• The request:
Pick out every line with the word "Canada" and copy it.

___ Input material

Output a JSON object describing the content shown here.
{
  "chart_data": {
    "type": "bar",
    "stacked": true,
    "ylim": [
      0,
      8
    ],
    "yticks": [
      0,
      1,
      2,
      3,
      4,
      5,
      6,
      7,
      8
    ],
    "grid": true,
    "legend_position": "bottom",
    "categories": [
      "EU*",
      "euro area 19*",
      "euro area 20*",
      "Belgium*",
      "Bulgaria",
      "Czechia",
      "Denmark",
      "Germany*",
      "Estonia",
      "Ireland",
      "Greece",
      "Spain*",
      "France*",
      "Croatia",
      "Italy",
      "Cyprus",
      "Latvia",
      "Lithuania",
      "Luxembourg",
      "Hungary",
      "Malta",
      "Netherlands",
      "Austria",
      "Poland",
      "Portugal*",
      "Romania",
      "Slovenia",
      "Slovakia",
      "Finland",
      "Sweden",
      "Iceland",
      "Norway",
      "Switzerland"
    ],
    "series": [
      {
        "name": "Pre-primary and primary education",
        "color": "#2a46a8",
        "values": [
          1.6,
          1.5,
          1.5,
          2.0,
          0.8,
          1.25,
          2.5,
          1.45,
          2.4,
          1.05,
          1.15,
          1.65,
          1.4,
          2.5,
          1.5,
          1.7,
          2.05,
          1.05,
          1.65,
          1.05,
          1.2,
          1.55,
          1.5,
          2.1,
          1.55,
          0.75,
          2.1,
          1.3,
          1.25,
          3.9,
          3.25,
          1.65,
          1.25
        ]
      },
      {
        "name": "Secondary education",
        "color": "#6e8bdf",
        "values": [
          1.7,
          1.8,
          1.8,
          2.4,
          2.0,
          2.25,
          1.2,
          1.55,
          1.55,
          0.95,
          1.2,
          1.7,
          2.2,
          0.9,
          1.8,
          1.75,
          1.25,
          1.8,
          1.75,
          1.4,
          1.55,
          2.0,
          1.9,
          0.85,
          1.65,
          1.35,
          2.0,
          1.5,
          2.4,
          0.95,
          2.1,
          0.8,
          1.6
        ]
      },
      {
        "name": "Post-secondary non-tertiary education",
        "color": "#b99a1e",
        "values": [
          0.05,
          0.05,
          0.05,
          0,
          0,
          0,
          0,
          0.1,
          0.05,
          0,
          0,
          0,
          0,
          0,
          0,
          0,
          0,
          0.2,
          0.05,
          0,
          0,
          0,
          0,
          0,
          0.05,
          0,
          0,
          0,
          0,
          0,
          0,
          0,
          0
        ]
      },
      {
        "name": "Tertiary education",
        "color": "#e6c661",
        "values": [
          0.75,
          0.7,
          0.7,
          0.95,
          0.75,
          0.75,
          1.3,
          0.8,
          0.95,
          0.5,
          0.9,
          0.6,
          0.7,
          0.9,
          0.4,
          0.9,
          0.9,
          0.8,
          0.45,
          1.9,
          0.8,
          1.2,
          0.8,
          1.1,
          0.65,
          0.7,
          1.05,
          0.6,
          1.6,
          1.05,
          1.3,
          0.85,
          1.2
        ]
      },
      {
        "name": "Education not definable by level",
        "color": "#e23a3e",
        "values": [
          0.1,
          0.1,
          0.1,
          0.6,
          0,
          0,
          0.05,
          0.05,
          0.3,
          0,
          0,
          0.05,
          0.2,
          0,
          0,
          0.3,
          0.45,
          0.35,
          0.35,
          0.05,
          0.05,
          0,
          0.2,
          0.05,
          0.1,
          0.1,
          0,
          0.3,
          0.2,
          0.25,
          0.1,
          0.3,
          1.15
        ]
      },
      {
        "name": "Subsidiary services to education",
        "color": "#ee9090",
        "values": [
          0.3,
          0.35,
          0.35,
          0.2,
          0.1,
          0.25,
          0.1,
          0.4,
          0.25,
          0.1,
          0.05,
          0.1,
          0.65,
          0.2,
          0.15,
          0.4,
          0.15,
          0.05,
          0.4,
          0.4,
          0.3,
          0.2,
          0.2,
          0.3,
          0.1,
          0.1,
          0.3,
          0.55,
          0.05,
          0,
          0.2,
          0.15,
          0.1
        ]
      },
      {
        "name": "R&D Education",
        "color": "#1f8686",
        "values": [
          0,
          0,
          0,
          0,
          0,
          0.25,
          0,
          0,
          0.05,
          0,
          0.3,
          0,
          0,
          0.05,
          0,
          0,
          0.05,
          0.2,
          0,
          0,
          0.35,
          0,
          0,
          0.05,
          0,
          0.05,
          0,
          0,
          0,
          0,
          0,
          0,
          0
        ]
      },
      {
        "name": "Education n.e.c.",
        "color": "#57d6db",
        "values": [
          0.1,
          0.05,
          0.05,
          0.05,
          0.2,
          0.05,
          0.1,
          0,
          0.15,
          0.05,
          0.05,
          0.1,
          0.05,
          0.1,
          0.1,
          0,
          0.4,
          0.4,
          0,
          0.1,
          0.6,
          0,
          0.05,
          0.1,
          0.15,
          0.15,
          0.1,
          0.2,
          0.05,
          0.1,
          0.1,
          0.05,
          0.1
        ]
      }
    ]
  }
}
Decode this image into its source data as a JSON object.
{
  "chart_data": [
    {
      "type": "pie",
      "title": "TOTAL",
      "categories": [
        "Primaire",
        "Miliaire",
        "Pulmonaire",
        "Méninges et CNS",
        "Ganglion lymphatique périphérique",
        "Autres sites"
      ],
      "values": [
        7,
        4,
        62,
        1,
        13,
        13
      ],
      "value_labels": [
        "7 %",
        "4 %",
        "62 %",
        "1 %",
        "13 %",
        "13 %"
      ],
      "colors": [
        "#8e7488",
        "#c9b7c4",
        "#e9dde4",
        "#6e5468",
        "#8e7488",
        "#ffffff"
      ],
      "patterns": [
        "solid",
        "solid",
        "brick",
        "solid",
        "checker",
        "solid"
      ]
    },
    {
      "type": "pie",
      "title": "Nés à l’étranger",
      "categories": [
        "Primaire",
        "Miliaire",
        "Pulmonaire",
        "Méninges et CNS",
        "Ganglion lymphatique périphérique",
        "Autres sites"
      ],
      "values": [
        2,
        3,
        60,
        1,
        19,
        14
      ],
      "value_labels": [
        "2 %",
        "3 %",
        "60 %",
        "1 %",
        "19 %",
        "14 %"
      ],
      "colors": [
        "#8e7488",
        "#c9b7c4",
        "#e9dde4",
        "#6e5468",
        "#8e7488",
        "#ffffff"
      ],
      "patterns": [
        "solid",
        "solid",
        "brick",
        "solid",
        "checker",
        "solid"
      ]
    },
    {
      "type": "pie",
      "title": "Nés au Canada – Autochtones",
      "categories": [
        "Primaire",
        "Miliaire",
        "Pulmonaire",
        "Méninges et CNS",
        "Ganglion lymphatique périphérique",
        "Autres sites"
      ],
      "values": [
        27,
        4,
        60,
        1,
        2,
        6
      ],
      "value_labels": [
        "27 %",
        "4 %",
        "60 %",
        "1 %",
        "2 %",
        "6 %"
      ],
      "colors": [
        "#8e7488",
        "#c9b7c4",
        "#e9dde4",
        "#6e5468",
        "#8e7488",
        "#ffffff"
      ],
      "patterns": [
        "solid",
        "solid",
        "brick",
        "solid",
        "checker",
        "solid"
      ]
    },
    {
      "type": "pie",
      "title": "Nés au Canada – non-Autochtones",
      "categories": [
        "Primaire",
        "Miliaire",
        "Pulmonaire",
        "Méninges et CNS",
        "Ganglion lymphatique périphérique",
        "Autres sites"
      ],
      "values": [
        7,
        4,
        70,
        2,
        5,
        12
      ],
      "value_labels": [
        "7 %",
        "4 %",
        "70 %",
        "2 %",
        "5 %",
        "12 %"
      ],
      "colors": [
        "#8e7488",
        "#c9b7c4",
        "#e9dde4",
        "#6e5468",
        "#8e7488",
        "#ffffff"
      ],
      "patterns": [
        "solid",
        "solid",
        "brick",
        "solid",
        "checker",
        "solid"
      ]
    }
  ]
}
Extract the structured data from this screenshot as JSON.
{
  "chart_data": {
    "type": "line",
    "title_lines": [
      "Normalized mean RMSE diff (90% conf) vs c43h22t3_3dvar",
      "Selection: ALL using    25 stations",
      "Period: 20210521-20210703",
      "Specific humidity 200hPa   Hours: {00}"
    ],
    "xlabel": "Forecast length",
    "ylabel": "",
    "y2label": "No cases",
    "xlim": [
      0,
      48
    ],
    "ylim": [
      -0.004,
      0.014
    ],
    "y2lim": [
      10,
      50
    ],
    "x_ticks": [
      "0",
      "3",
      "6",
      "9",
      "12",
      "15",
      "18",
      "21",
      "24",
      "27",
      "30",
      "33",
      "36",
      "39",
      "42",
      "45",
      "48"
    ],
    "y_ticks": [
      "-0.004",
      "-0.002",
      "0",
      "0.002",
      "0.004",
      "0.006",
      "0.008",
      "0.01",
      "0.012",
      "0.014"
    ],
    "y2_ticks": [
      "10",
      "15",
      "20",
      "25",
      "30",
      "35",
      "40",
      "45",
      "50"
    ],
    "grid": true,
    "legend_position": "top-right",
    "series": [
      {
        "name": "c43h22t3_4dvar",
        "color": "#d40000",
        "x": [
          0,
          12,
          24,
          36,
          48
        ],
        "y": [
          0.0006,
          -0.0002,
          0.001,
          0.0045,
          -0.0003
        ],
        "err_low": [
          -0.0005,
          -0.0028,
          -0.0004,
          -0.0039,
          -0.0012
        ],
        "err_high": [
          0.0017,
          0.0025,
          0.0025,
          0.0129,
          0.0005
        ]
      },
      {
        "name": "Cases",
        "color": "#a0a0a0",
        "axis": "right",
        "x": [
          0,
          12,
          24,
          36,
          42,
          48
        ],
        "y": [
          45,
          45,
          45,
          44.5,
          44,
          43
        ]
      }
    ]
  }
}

______

• Result below:
      "title": "Nés au Canada – Autochtones",
      "title": "Nés au Canada – non-Autochtones",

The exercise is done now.